→ **What to produce**:
Copy all of the material exactly. Pictures are not to appear in the copy.

→ **Supplied data**:
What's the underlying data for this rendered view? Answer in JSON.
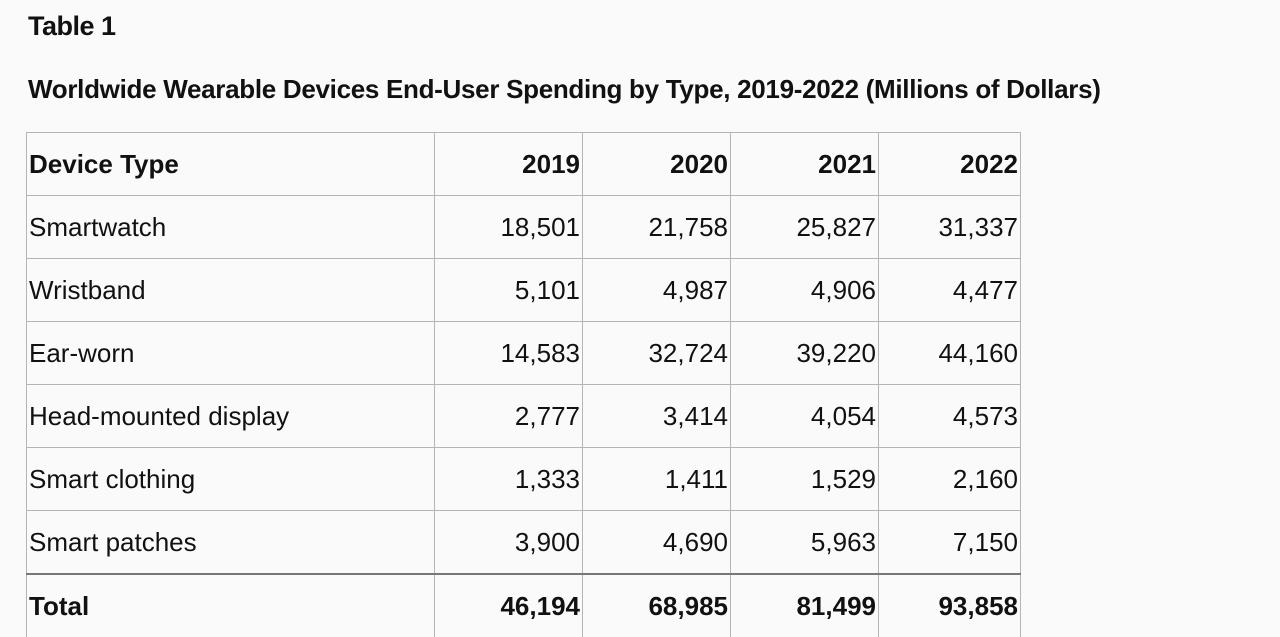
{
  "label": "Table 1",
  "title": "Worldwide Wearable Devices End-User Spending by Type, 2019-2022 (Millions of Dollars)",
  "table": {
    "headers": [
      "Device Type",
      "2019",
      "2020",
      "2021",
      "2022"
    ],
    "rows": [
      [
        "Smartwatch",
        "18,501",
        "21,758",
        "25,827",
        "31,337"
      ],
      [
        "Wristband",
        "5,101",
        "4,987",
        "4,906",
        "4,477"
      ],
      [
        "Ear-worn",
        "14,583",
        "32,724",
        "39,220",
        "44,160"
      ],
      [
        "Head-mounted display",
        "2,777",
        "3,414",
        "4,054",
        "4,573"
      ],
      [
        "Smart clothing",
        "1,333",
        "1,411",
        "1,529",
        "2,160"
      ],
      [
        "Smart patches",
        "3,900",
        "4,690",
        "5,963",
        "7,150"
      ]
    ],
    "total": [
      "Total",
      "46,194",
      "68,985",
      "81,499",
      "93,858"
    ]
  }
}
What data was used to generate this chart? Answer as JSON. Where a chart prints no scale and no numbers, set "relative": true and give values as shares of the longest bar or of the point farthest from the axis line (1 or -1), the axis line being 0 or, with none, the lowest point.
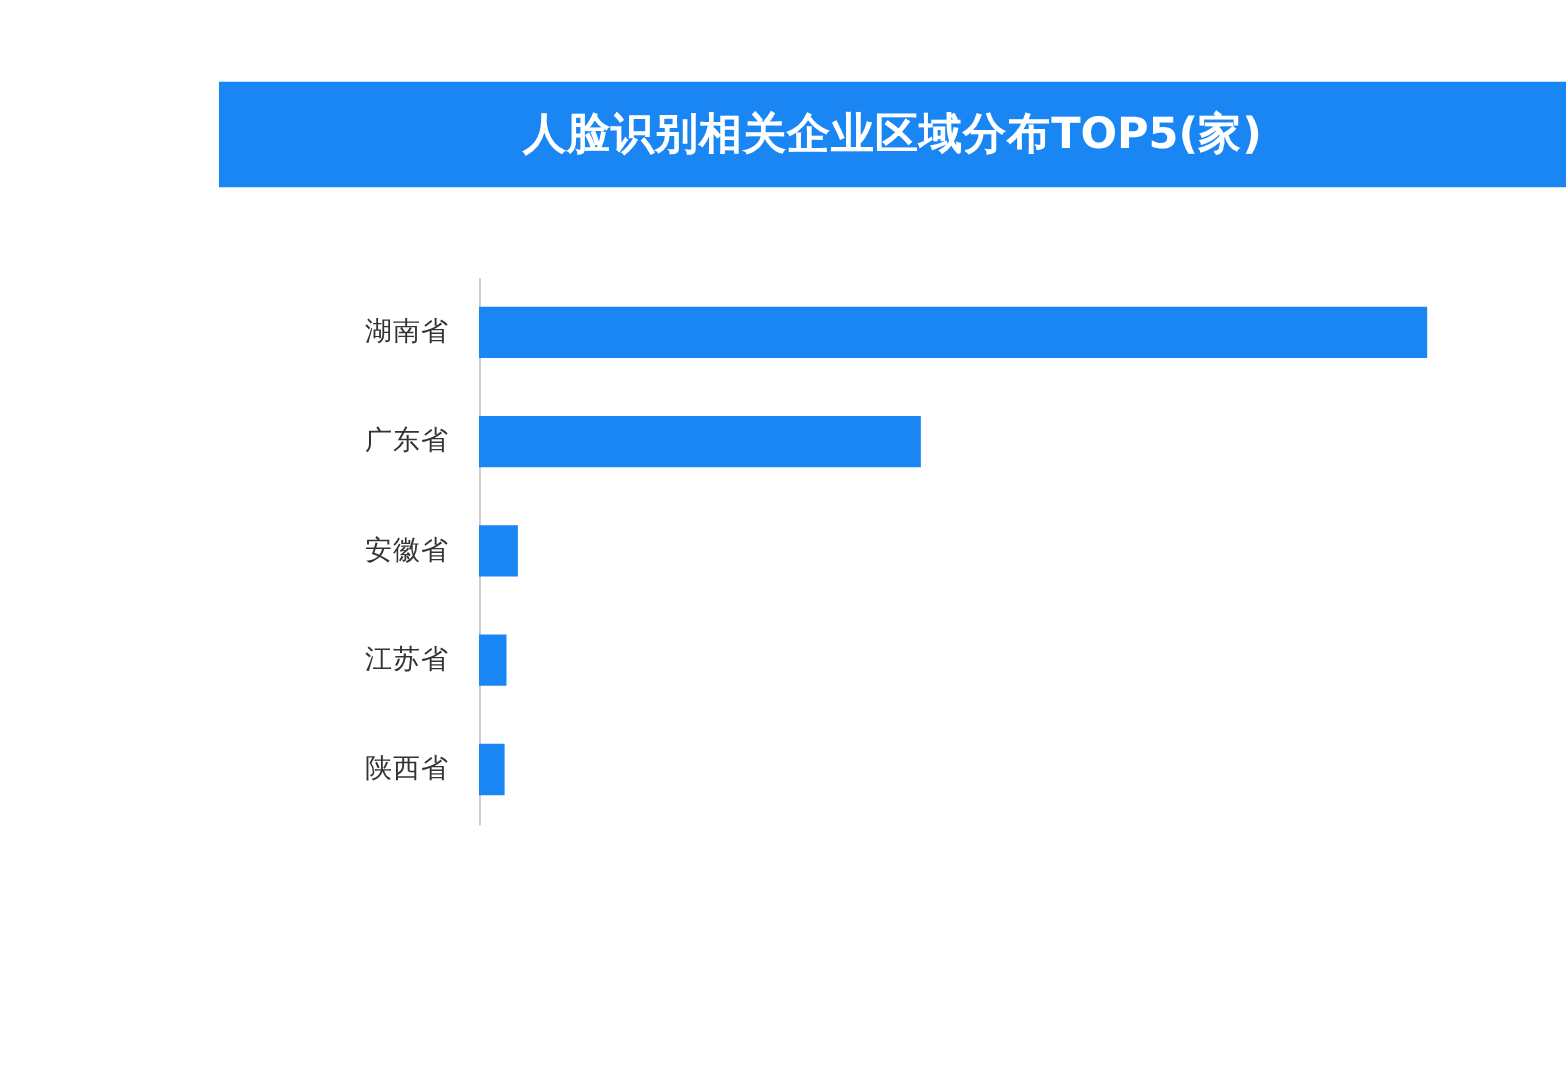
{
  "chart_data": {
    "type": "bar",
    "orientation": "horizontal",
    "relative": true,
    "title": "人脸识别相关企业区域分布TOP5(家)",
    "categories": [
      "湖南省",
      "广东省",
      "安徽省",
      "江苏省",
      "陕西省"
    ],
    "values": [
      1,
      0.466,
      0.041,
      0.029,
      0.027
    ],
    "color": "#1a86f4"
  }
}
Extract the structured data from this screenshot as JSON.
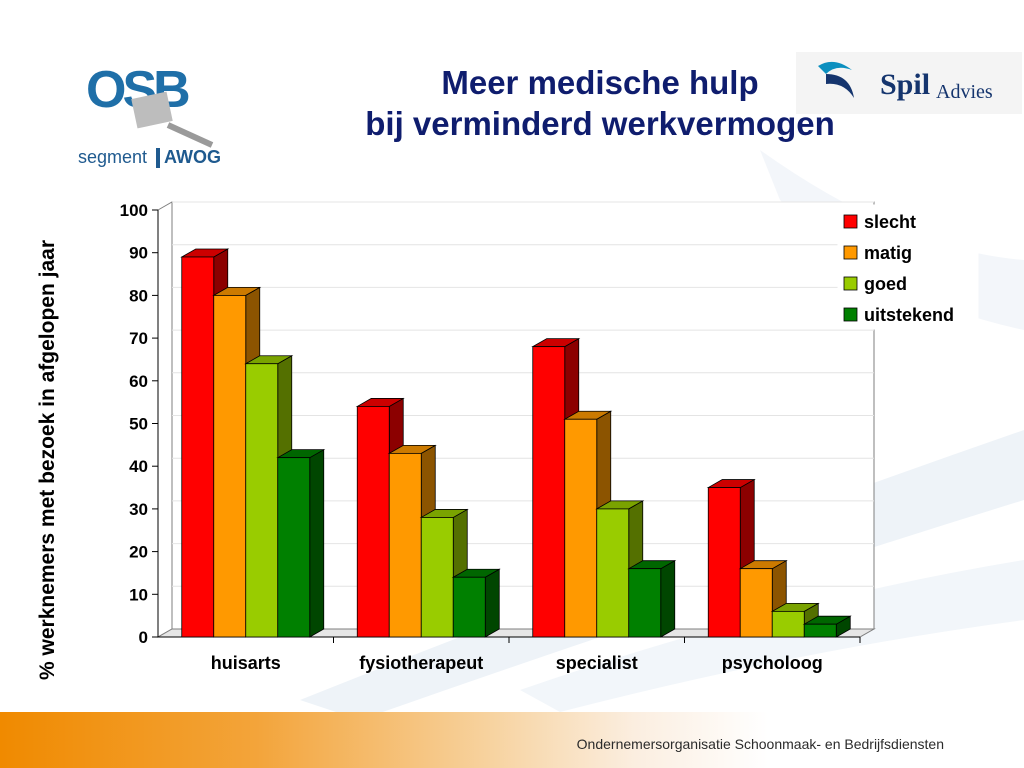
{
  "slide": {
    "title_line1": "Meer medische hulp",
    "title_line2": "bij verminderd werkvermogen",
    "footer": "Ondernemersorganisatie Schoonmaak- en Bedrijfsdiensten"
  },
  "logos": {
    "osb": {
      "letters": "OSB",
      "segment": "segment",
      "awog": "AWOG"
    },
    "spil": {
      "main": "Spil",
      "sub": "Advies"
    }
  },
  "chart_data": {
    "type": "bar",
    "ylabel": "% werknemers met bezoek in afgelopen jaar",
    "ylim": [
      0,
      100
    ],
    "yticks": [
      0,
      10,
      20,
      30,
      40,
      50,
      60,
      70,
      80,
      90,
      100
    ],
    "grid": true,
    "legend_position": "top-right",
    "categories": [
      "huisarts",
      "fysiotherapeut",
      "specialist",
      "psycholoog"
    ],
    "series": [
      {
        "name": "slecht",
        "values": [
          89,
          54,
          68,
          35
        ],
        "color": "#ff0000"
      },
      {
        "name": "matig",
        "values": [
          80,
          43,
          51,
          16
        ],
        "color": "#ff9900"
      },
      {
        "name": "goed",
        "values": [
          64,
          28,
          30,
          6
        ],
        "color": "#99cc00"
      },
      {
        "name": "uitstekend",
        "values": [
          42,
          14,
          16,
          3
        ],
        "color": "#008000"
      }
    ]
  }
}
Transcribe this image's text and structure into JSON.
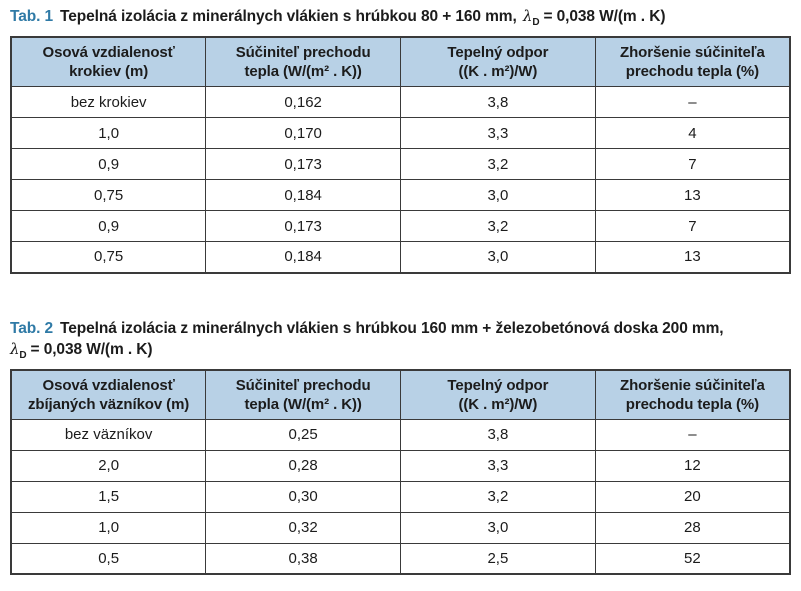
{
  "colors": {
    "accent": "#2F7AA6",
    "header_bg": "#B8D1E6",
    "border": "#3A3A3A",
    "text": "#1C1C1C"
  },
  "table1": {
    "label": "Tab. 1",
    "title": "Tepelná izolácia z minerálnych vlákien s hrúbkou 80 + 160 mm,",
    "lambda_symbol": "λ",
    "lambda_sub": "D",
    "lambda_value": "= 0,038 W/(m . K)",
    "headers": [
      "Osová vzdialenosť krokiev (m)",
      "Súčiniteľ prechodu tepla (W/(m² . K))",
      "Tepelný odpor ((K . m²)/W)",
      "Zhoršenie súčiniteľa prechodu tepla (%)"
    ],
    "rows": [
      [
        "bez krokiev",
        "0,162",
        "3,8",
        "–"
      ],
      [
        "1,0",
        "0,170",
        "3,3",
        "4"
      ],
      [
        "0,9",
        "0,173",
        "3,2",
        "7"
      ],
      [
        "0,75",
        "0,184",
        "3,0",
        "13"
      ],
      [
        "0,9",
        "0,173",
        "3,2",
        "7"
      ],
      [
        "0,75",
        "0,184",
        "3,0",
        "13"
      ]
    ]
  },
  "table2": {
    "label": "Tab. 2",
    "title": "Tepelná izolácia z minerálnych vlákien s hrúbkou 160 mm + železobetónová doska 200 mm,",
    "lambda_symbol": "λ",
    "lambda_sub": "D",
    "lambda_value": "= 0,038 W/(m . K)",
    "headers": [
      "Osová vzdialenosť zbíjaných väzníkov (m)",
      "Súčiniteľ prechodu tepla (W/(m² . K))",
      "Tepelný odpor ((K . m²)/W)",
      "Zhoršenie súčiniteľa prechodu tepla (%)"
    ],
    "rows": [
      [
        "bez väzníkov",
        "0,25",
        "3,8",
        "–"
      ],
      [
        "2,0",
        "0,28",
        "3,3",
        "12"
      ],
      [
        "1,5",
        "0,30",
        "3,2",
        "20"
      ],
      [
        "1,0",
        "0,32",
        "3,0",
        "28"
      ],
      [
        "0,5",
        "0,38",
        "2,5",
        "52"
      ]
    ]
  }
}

→ **Task output**:
What's the underlying data for this rendered view? Answer in JSON.
{
  "label": "Table 1",
  "title": "Worldwide Wearable Devices End-User Spending by Type, 2019-2022 (Millions of Dollars)",
  "table": {
    "headers": [
      "Device Type",
      "2019",
      "2020",
      "2021",
      "2022"
    ],
    "rows": [
      [
        "Smartwatch",
        "18,501",
        "21,758",
        "25,827",
        "31,337"
      ],
      [
        "Wristband",
        "5,101",
        "4,987",
        "4,906",
        "4,477"
      ],
      [
        "Ear-worn",
        "14,583",
        "32,724",
        "39,220",
        "44,160"
      ],
      [
        "Head-mounted display",
        "2,777",
        "3,414",
        "4,054",
        "4,573"
      ],
      [
        "Smart clothing",
        "1,333",
        "1,411",
        "1,529",
        "2,160"
      ],
      [
        "Smart patches",
        "3,900",
        "4,690",
        "5,963",
        "7,150"
      ]
    ],
    "total": [
      "Total",
      "46,194",
      "68,985",
      "81,499",
      "93,858"
    ]
  }
}
What data was used to generate this chart? Answer as JSON. Where a chart prints no scale and no numbers, set "relative": true and give values as shares of the longest bar or of the point farthest from the axis line (1 or -1), the axis line being 0 or, with none, the lowest point.
{
  "chart_data": {
    "type": "bar",
    "orientation": "horizontal",
    "relative": true,
    "title": "人脸识别相关企业区域分布TOP5(家)",
    "categories": [
      "湖南省",
      "广东省",
      "安徽省",
      "江苏省",
      "陕西省"
    ],
    "values": [
      1,
      0.466,
      0.041,
      0.029,
      0.027
    ],
    "color": "#1a86f4"
  }
}
Extract the structured data from this screenshot as JSON.
{
  "slide": {
    "title_line1": "Meer medische hulp",
    "title_line2": "bij verminderd werkvermogen",
    "footer": "Ondernemersorganisatie Schoonmaak- en Bedrijfsdiensten"
  },
  "logos": {
    "osb": {
      "letters": "OSB",
      "segment": "segment",
      "awog": "AWOG"
    },
    "spil": {
      "main": "Spil",
      "sub": "Advies"
    }
  },
  "chart_data": {
    "type": "bar",
    "ylabel": "% werknemers met bezoek in afgelopen jaar",
    "ylim": [
      0,
      100
    ],
    "yticks": [
      0,
      10,
      20,
      30,
      40,
      50,
      60,
      70,
      80,
      90,
      100
    ],
    "grid": true,
    "legend_position": "top-right",
    "categories": [
      "huisarts",
      "fysiotherapeut",
      "specialist",
      "psycholoog"
    ],
    "series": [
      {
        "name": "slecht",
        "values": [
          89,
          54,
          68,
          35
        ],
        "color": "#ff0000"
      },
      {
        "name": "matig",
        "values": [
          80,
          43,
          51,
          16
        ],
        "color": "#ff9900"
      },
      {
        "name": "goed",
        "values": [
          64,
          28,
          30,
          6
        ],
        "color": "#99cc00"
      },
      {
        "name": "uitstekend",
        "values": [
          42,
          14,
          16,
          3
        ],
        "color": "#008000"
      }
    ]
  }
}
Transcribe this image's text and structure into JSON.
{
  "colors": {
    "accent": "#2F7AA6",
    "header_bg": "#B8D1E6",
    "border": "#3A3A3A",
    "text": "#1C1C1C"
  },
  "table1": {
    "label": "Tab. 1",
    "title": "Tepelná izolácia z minerálnych vlákien s hrúbkou 80 + 160 mm,",
    "lambda_symbol": "λ",
    "lambda_sub": "D",
    "lambda_value": "= 0,038 W/(m . K)",
    "headers": [
      "Osová vzdialenosť krokiev (m)",
      "Súčiniteľ prechodu tepla (W/(m² . K))",
      "Tepelný odpor ((K . m²)/W)",
      "Zhoršenie súčiniteľa prechodu tepla (%)"
    ],
    "rows": [
      [
        "bez krokiev",
        "0,162",
        "3,8",
        "–"
      ],
      [
        "1,0",
        "0,170",
        "3,3",
        "4"
      ],
      [
        "0,9",
        "0,173",
        "3,2",
        "7"
      ],
      [
        "0,75",
        "0,184",
        "3,0",
        "13"
      ],
      [
        "0,9",
        "0,173",
        "3,2",
        "7"
      ],
      [
        "0,75",
        "0,184",
        "3,0",
        "13"
      ]
    ]
  },
  "table2": {
    "label": "Tab. 2",
    "title": "Tepelná izolácia z minerálnych vlákien s hrúbkou 160 mm + železobetónová doska 200 mm,",
    "lambda_symbol": "λ",
    "lambda_sub": "D",
    "lambda_value": "= 0,038 W/(m . K)",
    "headers": [
      "Osová vzdialenosť zbíjaných väzníkov (m)",
      "Súčiniteľ prechodu tepla (W/(m² . K))",
      "Tepelný odpor ((K . m²)/W)",
      "Zhoršenie súčiniteľa prechodu tepla (%)"
    ],
    "rows": [
      [
        "bez väzníkov",
        "0,25",
        "3,8",
        "–"
      ],
      [
        "2,0",
        "0,28",
        "3,3",
        "12"
      ],
      [
        "1,5",
        "0,30",
        "3,2",
        "20"
      ],
      [
        "1,0",
        "0,32",
        "3,0",
        "28"
      ],
      [
        "0,5",
        "0,38",
        "2,5",
        "52"
      ]
    ]
  }
}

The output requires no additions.